**WHAT YOU SHOULD DO**
Look for the string "Peluang" in every line, and copy each line that has it.

**DATA ROWS**
↓↓↓

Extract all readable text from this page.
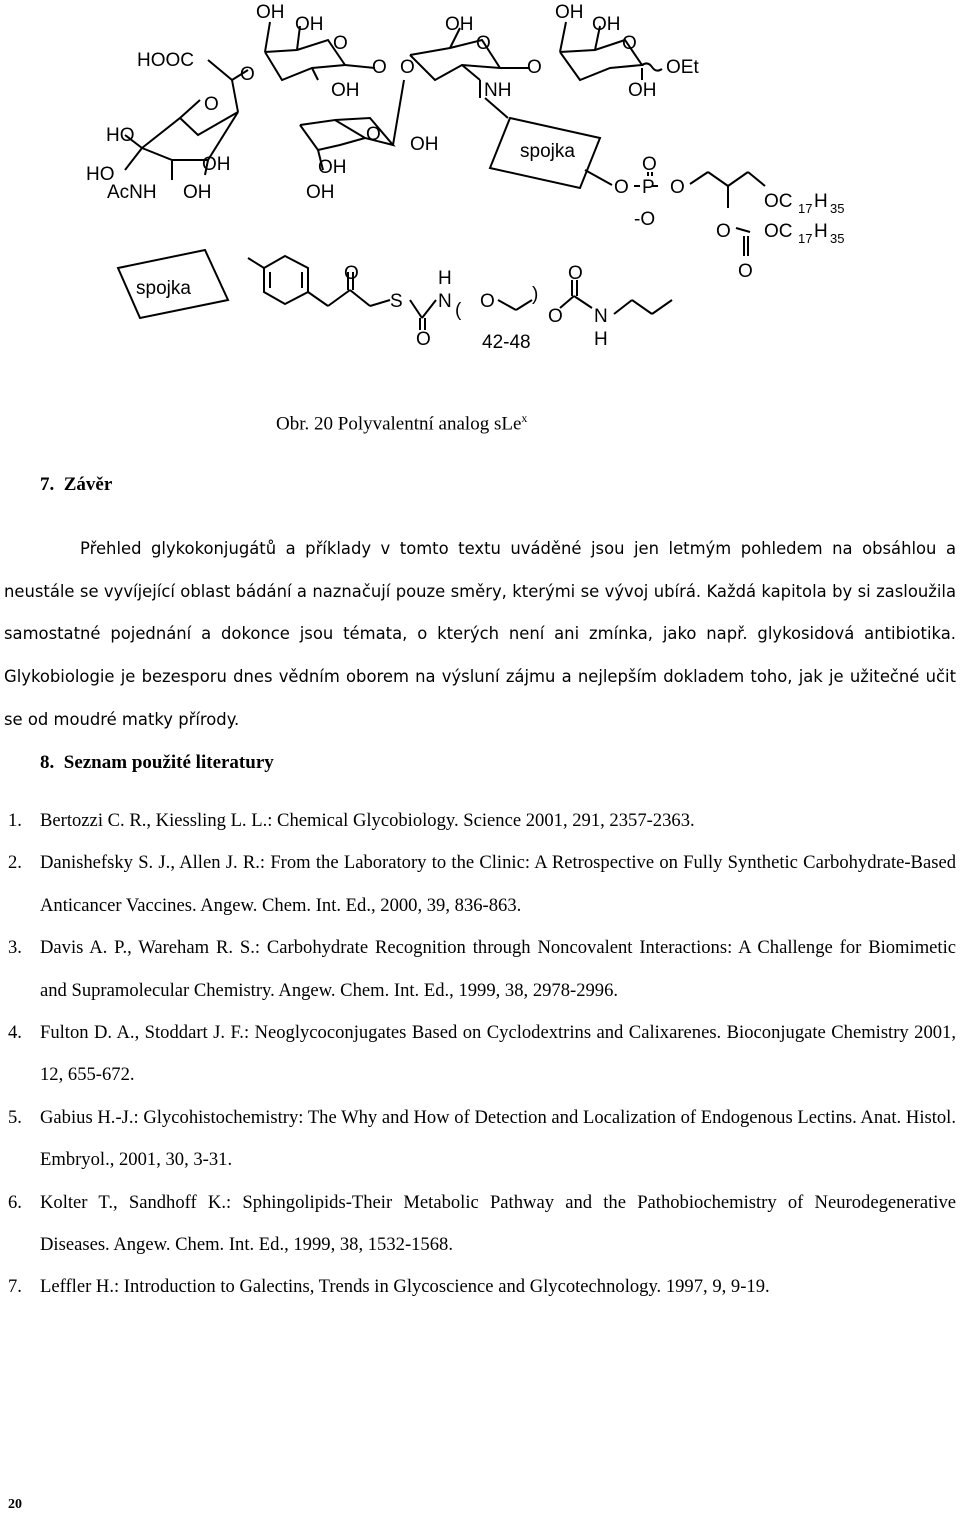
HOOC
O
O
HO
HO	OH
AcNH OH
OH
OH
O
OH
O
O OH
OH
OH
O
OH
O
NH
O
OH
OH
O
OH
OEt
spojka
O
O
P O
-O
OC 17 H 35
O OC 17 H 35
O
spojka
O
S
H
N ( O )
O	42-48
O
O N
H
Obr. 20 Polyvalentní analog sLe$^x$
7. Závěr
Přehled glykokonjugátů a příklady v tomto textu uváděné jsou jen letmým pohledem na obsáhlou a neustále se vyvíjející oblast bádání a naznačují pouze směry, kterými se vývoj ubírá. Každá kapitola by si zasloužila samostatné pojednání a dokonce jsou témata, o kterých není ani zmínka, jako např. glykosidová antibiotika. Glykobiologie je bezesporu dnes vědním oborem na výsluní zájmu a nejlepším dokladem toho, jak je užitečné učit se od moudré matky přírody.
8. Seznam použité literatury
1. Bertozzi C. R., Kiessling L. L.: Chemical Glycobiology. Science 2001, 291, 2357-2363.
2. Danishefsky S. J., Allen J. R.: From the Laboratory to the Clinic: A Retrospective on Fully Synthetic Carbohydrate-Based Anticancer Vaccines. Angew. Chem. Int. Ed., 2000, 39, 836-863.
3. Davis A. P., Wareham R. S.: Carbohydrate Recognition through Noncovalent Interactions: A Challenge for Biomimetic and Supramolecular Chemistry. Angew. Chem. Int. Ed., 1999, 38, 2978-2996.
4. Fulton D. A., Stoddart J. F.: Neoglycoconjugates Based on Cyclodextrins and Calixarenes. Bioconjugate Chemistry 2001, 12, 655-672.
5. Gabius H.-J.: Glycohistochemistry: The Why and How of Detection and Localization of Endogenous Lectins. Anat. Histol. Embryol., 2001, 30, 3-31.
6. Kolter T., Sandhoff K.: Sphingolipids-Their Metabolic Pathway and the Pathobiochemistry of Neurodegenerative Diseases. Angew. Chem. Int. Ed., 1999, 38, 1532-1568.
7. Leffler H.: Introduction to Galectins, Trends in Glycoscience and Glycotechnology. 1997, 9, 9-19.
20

↑↑↑
↓↓↓

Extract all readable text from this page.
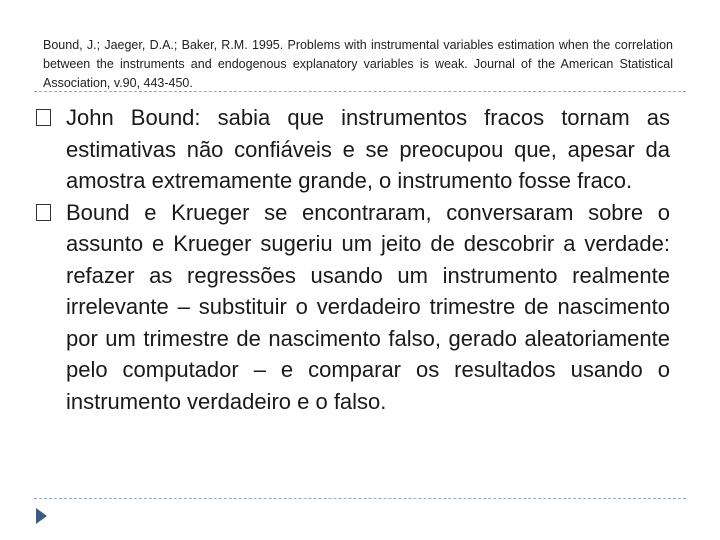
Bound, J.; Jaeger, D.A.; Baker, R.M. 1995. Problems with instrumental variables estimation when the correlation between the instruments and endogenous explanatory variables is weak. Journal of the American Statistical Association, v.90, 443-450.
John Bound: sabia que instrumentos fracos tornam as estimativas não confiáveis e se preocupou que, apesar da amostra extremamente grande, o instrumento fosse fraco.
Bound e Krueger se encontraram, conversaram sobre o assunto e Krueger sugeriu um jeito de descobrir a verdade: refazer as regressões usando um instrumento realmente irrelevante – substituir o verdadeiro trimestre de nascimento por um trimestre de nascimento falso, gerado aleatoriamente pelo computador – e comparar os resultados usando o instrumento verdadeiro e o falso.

↑↑↑
↓↓↓

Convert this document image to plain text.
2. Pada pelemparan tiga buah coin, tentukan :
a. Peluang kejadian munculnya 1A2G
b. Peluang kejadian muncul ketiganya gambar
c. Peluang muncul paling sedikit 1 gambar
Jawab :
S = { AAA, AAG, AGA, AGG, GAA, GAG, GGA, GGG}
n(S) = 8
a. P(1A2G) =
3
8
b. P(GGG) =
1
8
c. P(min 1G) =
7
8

↑↑↑

**SOLVED PROBLEM**
a. Peluang kejadian munculnya 1A2G
b. Peluang kejadian muncul ketiganya gambar
c. Peluang muncul paling sedikit 1 gambar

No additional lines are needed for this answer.